- **Directions**
Exactly repeat all the records below, omitting the images they hold.

[Collected data]
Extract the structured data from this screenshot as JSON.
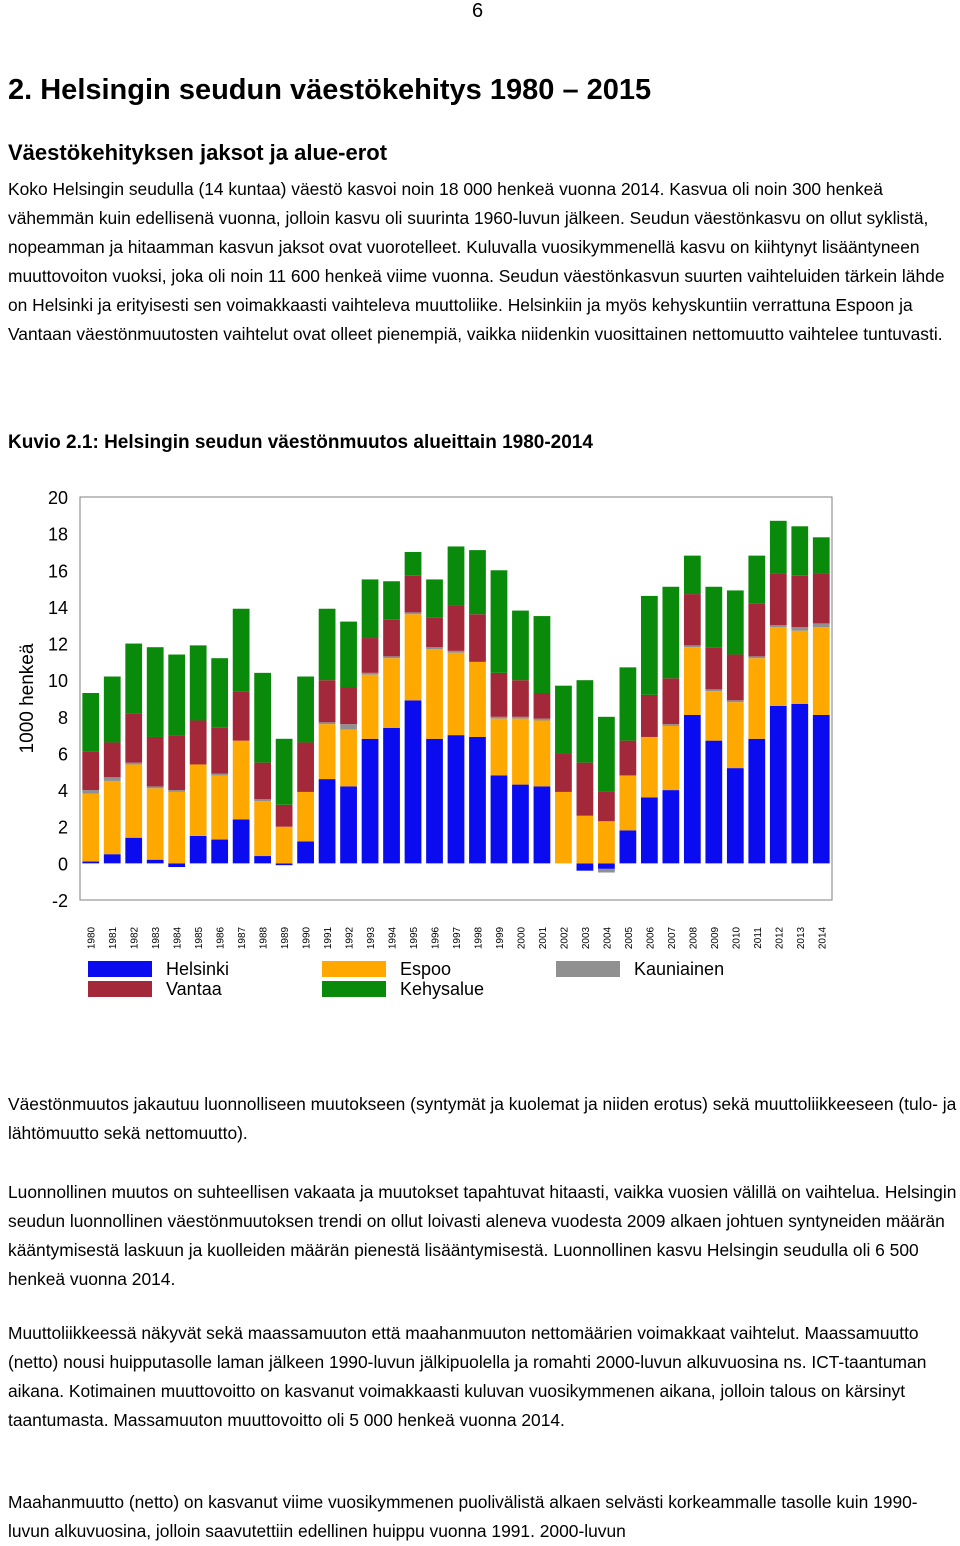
{
  "page_number": "6",
  "section_title": "2. Helsingin seudun väestökehitys 1980 – 2015",
  "subsection_title": "Väestökehityksen jaksot ja alue-erot",
  "paragraphs": {
    "intro": "Koko Helsingin seudulla (14 kuntaa) väestö kasvoi noin 18 000 henkeä vuonna 2014. Kasvua oli noin 300 henkeä vähemmän kuin edellisenä vuonna, jolloin kasvu oli suurinta 1960-luvun jälkeen. Seudun väestönkasvu on ollut syklistä, nopeamman ja hitaamman kasvun jaksot ovat vuorotelleet. Kuluvalla vuosikymmenellä kasvu on kiihtynyt lisääntyneen muuttovoiton vuoksi, joka oli noin 11 600 henkeä viime vuonna. Seudun väestönkasvun suurten vaihteluiden tärkein lähde on Helsinki ja erityisesti sen voimakkaasti vaihteleva muuttoliike. Helsinkiin ja myös kehyskuntiin verrattuna Espoon ja Vantaan väestönmuutosten vaihtelut ovat olleet pienempiä, vaikka niidenkin vuosittainen nettomuutto vaihtelee tuntuvasti.",
    "p2": "Väestönmuutos jakautuu luonnolliseen muutokseen (syntymät ja kuolemat ja niiden erotus) sekä muuttoliikkeeseen (tulo- ja lähtömuutto sekä nettomuutto).",
    "p3": "Luonnollinen muutos on suhteellisen vakaata ja muutokset tapahtuvat hitaasti, vaikka vuosien välillä on vaihtelua. Helsingin seudun luonnollinen väestönmuutoksen trendi on ollut loivasti aleneva vuodesta 2009 alkaen johtuen syntyneiden määrän kääntymisestä laskuun ja kuolleiden määrän pienestä lisääntymisestä. Luonnollinen kasvu Helsingin seudulla oli 6 500 henkeä vuonna 2014.",
    "p4": "Muuttoliikkeessä näkyvät sekä maassamuuton että maahanmuuton nettomäärien voimakkaat vaihtelut. Maassamuutto (netto) nousi huipputasolle laman jälkeen 1990-luvun jälkipuolella ja romahti 2000-luvun alkuvuosina ns. ICT-taantuman aikana. Kotimainen muuttovoitto on kasvanut voimakkaasti kuluvan vuosikymmenen aikana, jolloin talous on kärsinyt taantumasta. Massamuuton muuttovoitto oli 5 000 henkeä vuonna 2014.",
    "p5": "Maahanmuutto (netto) on kasvanut viime vuosikymmenen puolivälistä alkaen selvästi korkeammalle tasolle kuin 1990-luvun alkuvuosina, jolloin saavutettiin edellinen huippu vuonna 1991. 2000-luvun"
  },
  "figure_title": "Kuvio 2.1: Helsingin seudun väestönmuutos alueittain 1980-2014",
  "legend": [
    {
      "label": "Helsinki",
      "color": "#0b0bf0"
    },
    {
      "label": "Espoo",
      "color": "#ffa800"
    },
    {
      "label": "Kauniainen",
      "color": "#909090"
    },
    {
      "label": "Vantaa",
      "color": "#a3283a"
    },
    {
      "label": "Kehysalue",
      "color": "#0a8a0a"
    }
  ],
  "chart_data": {
    "type": "bar",
    "stacked": true,
    "ylabel": "1000 henkeä",
    "ylim": [
      -2,
      20
    ],
    "yticks": [
      20,
      18,
      16,
      14,
      12,
      10,
      8,
      6,
      4,
      2,
      0,
      -2
    ],
    "categories": [
      "1980",
      "1981",
      "1982",
      "1983",
      "1984",
      "1985",
      "1986",
      "1987",
      "1988",
      "1989",
      "1990",
      "1991",
      "1992",
      "1993",
      "1994",
      "1995",
      "1996",
      "1997",
      "1998",
      "1999",
      "2000",
      "2001",
      "2002",
      "2003",
      "2004",
      "2005",
      "2006",
      "2007",
      "2008",
      "2009",
      "2010",
      "2011",
      "2012",
      "2013",
      "2014"
    ],
    "series": [
      {
        "name": "Helsinki",
        "color": "#0b0bf0",
        "values": [
          0.1,
          0.5,
          1.4,
          0.2,
          -0.2,
          1.5,
          1.3,
          2.4,
          0.4,
          -0.1,
          1.2,
          4.6,
          4.2,
          6.8,
          7.4,
          8.9,
          6.8,
          7.0,
          6.9,
          4.8,
          4.3,
          4.2,
          0,
          -0.4,
          -0.3,
          1.8,
          3.6,
          4.0,
          8.1,
          6.7,
          5.2,
          6.8,
          8.6,
          8.7,
          8.1
        ]
      },
      {
        "name": "Espoo",
        "color": "#ffa800",
        "values": [
          3.7,
          4.0,
          4.0,
          3.9,
          3.9,
          3.9,
          3.5,
          4.3,
          3.0,
          2.0,
          2.7,
          3.0,
          3.1,
          3.5,
          3.8,
          4.7,
          4.9,
          4.5,
          4.1,
          3.1,
          3.6,
          3.6,
          3.9,
          2.6,
          2.3,
          3.0,
          3.3,
          3.5,
          3.7,
          2.7,
          3.6,
          4.4,
          4.3,
          4.0,
          4.8
        ]
      },
      {
        "name": "Kauniainen",
        "color": "#909090",
        "values": [
          0.2,
          0.2,
          0.1,
          0.1,
          0.1,
          0.0,
          0.1,
          0.0,
          0.1,
          0.0,
          0.0,
          0.1,
          0.3,
          0.1,
          0.1,
          0.1,
          0.1,
          0.1,
          0.0,
          0.1,
          0.1,
          0.1,
          0.0,
          0.0,
          -0.2,
          0.0,
          0.0,
          0.1,
          0.1,
          0.1,
          0.1,
          0.1,
          0.1,
          0.2,
          0.2
        ]
      },
      {
        "name": "Vantaa",
        "color": "#a3283a",
        "values": [
          2.1,
          1.9,
          2.7,
          2.7,
          3.0,
          2.4,
          2.5,
          2.7,
          2.0,
          1.2,
          2.7,
          2.3,
          2.0,
          1.9,
          2.0,
          2.0,
          1.6,
          2.5,
          2.6,
          2.4,
          2.0,
          1.4,
          2.1,
          2.9,
          1.6,
          1.9,
          2.3,
          2.5,
          2.8,
          2.3,
          2.5,
          2.9,
          2.8,
          2.8,
          2.7
        ]
      },
      {
        "name": "Kehysalue",
        "color": "#0a8a0a",
        "values": [
          3.2,
          3.6,
          3.8,
          4.9,
          4.4,
          4.1,
          3.8,
          4.5,
          4.9,
          3.6,
          3.6,
          3.9,
          3.6,
          3.2,
          2.1,
          1.3,
          2.1,
          3.2,
          3.5,
          5.6,
          3.8,
          4.2,
          3.7,
          4.5,
          4.1,
          4.0,
          5.4,
          5.0,
          2.1,
          3.3,
          3.5,
          2.6,
          2.9,
          2.7,
          2.0
        ]
      }
    ]
  }
}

- **Result of the exercise**
Extract the structured data from this screenshot as JSON.
{
  "page_number": "6",
  "section_title": "2. Helsingin seudun väestökehitys 1980 – 2015",
  "subsection_title": "Väestökehityksen jaksot ja alue-erot",
  "paragraphs": {
    "intro": "Koko Helsingin seudulla (14 kuntaa) väestö kasvoi noin 18 000 henkeä vuonna 2014. Kasvua oli noin 300 henkeä vähemmän kuin edellisenä vuonna, jolloin kasvu oli suurinta 1960-luvun jälkeen. Seudun väestönkasvu on ollut syklistä, nopeamman ja hitaamman kasvun jaksot ovat vuorotelleet. Kuluvalla vuosikymmenellä kasvu on kiihtynyt lisääntyneen muuttovoiton vuoksi, joka oli noin 11 600 henkeä viime vuonna. Seudun väestönkasvun suurten vaihteluiden tärkein lähde on Helsinki ja erityisesti sen voimakkaasti vaihteleva muuttoliike. Helsinkiin ja myös kehyskuntiin verrattuna Espoon ja Vantaan väestönmuutosten vaihtelut ovat olleet pienempiä, vaikka niidenkin vuosittainen nettomuutto vaihtelee tuntuvasti.",
    "p2": "Väestönmuutos jakautuu luonnolliseen muutokseen (syntymät ja kuolemat ja niiden erotus) sekä muuttoliikkeeseen (tulo- ja lähtömuutto sekä nettomuutto).",
    "p3": "Luonnollinen muutos on suhteellisen vakaata ja muutokset tapahtuvat hitaasti, vaikka vuosien välillä on vaihtelua. Helsingin seudun luonnollinen väestönmuutoksen trendi on ollut loivasti aleneva vuodesta 2009 alkaen johtuen syntyneiden määrän kääntymisestä laskuun ja kuolleiden määrän pienestä lisääntymisestä. Luonnollinen kasvu Helsingin seudulla oli 6 500 henkeä vuonna 2014.",
    "p4": "Muuttoliikkeessä näkyvät sekä maassamuuton että maahanmuuton nettomäärien voimakkaat vaihtelut. Maassamuutto (netto) nousi huipputasolle laman jälkeen 1990-luvun jälkipuolella ja romahti 2000-luvun alkuvuosina ns. ICT-taantuman aikana. Kotimainen muuttovoitto on kasvanut voimakkaasti kuluvan vuosikymmenen aikana, jolloin talous on kärsinyt taantumasta. Massamuuton muuttovoitto oli 5 000 henkeä vuonna 2014.",
    "p5": "Maahanmuutto (netto) on kasvanut viime vuosikymmenen puolivälistä alkaen selvästi korkeammalle tasolle kuin 1990-luvun alkuvuosina, jolloin saavutettiin edellinen huippu vuonna 1991. 2000-luvun"
  },
  "figure_title": "Kuvio 2.1: Helsingin seudun väestönmuutos alueittain 1980-2014",
  "legend": [
    {
      "label": "Helsinki",
      "color": "#0b0bf0"
    },
    {
      "label": "Espoo",
      "color": "#ffa800"
    },
    {
      "label": "Kauniainen",
      "color": "#909090"
    },
    {
      "label": "Vantaa",
      "color": "#a3283a"
    },
    {
      "label": "Kehysalue",
      "color": "#0a8a0a"
    }
  ],
  "chart_data": {
    "type": "bar",
    "stacked": true,
    "ylabel": "1000 henkeä",
    "ylim": [
      -2,
      20
    ],
    "yticks": [
      20,
      18,
      16,
      14,
      12,
      10,
      8,
      6,
      4,
      2,
      0,
      -2
    ],
    "categories": [
      "1980",
      "1981",
      "1982",
      "1983",
      "1984",
      "1985",
      "1986",
      "1987",
      "1988",
      "1989",
      "1990",
      "1991",
      "1992",
      "1993",
      "1994",
      "1995",
      "1996",
      "1997",
      "1998",
      "1999",
      "2000",
      "2001",
      "2002",
      "2003",
      "2004",
      "2005",
      "2006",
      "2007",
      "2008",
      "2009",
      "2010",
      "2011",
      "2012",
      "2013",
      "2014"
    ],
    "series": [
      {
        "name": "Helsinki",
        "color": "#0b0bf0",
        "values": [
          0.1,
          0.5,
          1.4,
          0.2,
          -0.2,
          1.5,
          1.3,
          2.4,
          0.4,
          -0.1,
          1.2,
          4.6,
          4.2,
          6.8,
          7.4,
          8.9,
          6.8,
          7.0,
          6.9,
          4.8,
          4.3,
          4.2,
          0,
          -0.4,
          -0.3,
          1.8,
          3.6,
          4.0,
          8.1,
          6.7,
          5.2,
          6.8,
          8.6,
          8.7,
          8.1
        ]
      },
      {
        "name": "Espoo",
        "color": "#ffa800",
        "values": [
          3.7,
          4.0,
          4.0,
          3.9,
          3.9,
          3.9,
          3.5,
          4.3,
          3.0,
          2.0,
          2.7,
          3.0,
          3.1,
          3.5,
          3.8,
          4.7,
          4.9,
          4.5,
          4.1,
          3.1,
          3.6,
          3.6,
          3.9,
          2.6,
          2.3,
          3.0,
          3.3,
          3.5,
          3.7,
          2.7,
          3.6,
          4.4,
          4.3,
          4.0,
          4.8
        ]
      },
      {
        "name": "Kauniainen",
        "color": "#909090",
        "values": [
          0.2,
          0.2,
          0.1,
          0.1,
          0.1,
          0.0,
          0.1,
          0.0,
          0.1,
          0.0,
          0.0,
          0.1,
          0.3,
          0.1,
          0.1,
          0.1,
          0.1,
          0.1,
          0.0,
          0.1,
          0.1,
          0.1,
          0.0,
          0.0,
          -0.2,
          0.0,
          0.0,
          0.1,
          0.1,
          0.1,
          0.1,
          0.1,
          0.1,
          0.2,
          0.2
        ]
      },
      {
        "name": "Vantaa",
        "color": "#a3283a",
        "values": [
          2.1,
          1.9,
          2.7,
          2.7,
          3.0,
          2.4,
          2.5,
          2.7,
          2.0,
          1.2,
          2.7,
          2.3,
          2.0,
          1.9,
          2.0,
          2.0,
          1.6,
          2.5,
          2.6,
          2.4,
          2.0,
          1.4,
          2.1,
          2.9,
          1.6,
          1.9,
          2.3,
          2.5,
          2.8,
          2.3,
          2.5,
          2.9,
          2.8,
          2.8,
          2.7
        ]
      },
      {
        "name": "Kehysalue",
        "color": "#0a8a0a",
        "values": [
          3.2,
          3.6,
          3.8,
          4.9,
          4.4,
          4.1,
          3.8,
          4.5,
          4.9,
          3.6,
          3.6,
          3.9,
          3.6,
          3.2,
          2.1,
          1.3,
          2.1,
          3.2,
          3.5,
          5.6,
          3.8,
          4.2,
          3.7,
          4.5,
          4.1,
          4.0,
          5.4,
          5.0,
          2.1,
          3.3,
          3.5,
          2.6,
          2.9,
          2.7,
          2.0
        ]
      }
    ]
  }
}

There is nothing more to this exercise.